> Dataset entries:

[Begin]

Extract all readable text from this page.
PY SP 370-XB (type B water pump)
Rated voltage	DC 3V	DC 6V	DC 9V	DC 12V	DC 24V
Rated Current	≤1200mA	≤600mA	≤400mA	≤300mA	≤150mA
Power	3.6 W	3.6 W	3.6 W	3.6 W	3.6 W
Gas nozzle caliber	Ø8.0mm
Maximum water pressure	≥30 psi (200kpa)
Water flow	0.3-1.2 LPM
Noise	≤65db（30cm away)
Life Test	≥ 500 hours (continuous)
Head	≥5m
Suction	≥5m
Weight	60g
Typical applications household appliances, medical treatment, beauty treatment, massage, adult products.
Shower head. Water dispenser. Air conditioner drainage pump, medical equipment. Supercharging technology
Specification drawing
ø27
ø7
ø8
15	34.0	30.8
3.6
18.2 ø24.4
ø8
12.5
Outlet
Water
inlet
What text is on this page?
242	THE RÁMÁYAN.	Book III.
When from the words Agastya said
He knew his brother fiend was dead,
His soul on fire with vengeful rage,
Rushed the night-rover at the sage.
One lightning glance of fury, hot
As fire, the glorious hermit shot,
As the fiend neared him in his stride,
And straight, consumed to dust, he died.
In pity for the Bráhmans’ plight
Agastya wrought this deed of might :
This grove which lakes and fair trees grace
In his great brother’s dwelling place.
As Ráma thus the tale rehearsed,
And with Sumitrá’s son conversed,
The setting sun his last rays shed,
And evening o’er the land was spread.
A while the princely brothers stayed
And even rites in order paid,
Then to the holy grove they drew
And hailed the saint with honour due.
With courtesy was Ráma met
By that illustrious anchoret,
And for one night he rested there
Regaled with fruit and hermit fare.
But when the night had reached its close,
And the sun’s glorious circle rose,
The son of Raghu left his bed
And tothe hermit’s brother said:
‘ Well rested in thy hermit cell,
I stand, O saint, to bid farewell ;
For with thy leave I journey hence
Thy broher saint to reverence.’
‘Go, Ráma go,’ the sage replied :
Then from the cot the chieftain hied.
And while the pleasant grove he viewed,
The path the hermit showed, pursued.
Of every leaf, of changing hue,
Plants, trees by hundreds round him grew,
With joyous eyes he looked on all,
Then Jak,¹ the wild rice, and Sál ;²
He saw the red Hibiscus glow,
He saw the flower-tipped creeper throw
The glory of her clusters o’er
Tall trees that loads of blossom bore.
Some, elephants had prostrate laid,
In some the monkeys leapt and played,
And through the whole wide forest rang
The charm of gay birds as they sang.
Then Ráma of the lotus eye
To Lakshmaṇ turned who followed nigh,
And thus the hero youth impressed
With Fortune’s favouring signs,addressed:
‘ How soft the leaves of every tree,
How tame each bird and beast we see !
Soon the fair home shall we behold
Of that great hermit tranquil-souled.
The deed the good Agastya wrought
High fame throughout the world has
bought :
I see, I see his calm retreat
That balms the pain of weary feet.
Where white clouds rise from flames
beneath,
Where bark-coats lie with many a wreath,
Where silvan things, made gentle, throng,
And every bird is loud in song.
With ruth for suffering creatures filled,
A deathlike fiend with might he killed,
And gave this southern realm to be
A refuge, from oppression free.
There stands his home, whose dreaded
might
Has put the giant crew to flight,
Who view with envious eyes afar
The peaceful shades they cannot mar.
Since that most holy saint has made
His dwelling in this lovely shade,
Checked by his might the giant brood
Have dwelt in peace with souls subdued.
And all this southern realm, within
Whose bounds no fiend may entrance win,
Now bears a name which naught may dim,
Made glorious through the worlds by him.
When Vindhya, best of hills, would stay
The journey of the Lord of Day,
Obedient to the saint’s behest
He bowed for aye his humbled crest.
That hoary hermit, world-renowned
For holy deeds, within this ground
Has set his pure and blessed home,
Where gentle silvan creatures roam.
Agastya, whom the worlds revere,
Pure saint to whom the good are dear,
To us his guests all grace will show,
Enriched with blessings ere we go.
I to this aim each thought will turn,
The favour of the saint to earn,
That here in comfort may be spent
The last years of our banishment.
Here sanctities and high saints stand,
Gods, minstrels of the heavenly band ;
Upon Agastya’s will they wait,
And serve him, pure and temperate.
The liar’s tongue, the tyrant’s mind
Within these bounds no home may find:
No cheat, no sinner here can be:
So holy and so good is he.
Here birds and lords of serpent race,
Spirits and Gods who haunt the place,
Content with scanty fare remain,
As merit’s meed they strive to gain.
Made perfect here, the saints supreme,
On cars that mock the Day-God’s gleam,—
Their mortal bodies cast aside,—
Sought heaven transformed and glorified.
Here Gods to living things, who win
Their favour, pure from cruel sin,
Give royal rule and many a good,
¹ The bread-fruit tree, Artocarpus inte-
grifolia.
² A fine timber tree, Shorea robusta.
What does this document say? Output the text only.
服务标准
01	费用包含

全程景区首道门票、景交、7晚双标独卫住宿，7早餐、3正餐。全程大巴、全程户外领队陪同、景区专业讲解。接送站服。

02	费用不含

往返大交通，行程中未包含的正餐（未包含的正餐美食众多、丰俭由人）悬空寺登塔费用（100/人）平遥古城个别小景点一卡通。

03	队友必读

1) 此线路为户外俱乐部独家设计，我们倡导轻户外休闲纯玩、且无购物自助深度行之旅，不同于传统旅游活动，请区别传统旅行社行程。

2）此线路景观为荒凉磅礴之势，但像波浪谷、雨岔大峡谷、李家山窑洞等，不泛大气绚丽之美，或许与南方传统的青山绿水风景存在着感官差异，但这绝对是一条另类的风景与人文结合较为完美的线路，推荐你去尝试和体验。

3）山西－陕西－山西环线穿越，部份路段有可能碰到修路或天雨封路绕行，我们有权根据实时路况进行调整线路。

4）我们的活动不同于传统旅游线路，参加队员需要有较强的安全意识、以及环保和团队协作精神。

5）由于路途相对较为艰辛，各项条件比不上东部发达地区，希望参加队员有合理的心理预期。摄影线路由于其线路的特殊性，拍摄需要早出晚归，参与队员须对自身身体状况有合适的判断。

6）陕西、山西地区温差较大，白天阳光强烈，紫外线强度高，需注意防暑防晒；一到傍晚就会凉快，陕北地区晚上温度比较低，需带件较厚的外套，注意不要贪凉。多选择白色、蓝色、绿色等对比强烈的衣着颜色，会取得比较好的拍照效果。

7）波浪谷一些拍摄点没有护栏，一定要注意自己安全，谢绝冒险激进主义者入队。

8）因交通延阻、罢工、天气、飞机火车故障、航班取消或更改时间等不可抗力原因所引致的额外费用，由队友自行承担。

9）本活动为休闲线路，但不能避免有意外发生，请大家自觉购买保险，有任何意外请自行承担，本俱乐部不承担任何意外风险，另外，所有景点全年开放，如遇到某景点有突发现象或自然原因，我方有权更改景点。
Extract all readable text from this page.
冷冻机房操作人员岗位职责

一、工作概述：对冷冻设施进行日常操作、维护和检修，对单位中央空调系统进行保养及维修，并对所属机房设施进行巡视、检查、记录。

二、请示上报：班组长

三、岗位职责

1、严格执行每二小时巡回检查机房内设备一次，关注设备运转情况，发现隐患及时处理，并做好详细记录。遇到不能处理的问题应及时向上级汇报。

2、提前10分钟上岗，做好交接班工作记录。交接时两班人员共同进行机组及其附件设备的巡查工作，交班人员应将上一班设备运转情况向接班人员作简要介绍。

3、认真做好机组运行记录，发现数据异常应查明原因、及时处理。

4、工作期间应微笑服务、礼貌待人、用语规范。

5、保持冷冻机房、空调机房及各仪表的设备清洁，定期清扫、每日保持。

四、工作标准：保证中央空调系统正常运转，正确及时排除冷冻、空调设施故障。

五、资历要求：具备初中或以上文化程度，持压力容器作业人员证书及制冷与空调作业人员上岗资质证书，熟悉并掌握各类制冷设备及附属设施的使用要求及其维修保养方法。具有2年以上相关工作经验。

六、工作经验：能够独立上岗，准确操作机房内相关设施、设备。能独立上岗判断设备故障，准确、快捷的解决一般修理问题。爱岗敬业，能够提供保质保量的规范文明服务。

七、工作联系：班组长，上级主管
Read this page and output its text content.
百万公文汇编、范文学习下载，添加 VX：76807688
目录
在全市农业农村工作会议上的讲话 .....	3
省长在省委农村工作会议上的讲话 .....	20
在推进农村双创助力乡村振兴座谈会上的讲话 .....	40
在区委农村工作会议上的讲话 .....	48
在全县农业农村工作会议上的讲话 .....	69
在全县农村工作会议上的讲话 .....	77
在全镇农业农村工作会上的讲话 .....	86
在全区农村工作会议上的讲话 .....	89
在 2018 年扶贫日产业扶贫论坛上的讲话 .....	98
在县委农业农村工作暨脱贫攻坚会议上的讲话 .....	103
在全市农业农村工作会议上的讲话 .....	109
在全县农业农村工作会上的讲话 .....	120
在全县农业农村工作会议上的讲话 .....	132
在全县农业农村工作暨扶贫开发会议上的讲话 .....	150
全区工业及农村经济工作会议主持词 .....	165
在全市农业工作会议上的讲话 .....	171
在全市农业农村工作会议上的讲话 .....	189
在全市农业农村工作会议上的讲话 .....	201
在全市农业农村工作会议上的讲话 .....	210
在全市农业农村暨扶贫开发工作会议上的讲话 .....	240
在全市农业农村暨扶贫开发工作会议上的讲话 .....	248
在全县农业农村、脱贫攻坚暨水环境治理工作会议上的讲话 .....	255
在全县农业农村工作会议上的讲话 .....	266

[End]

> Short problem: Give the number of lines in the records above that contain the word "every". Reply with that number alone.

> Task response: 3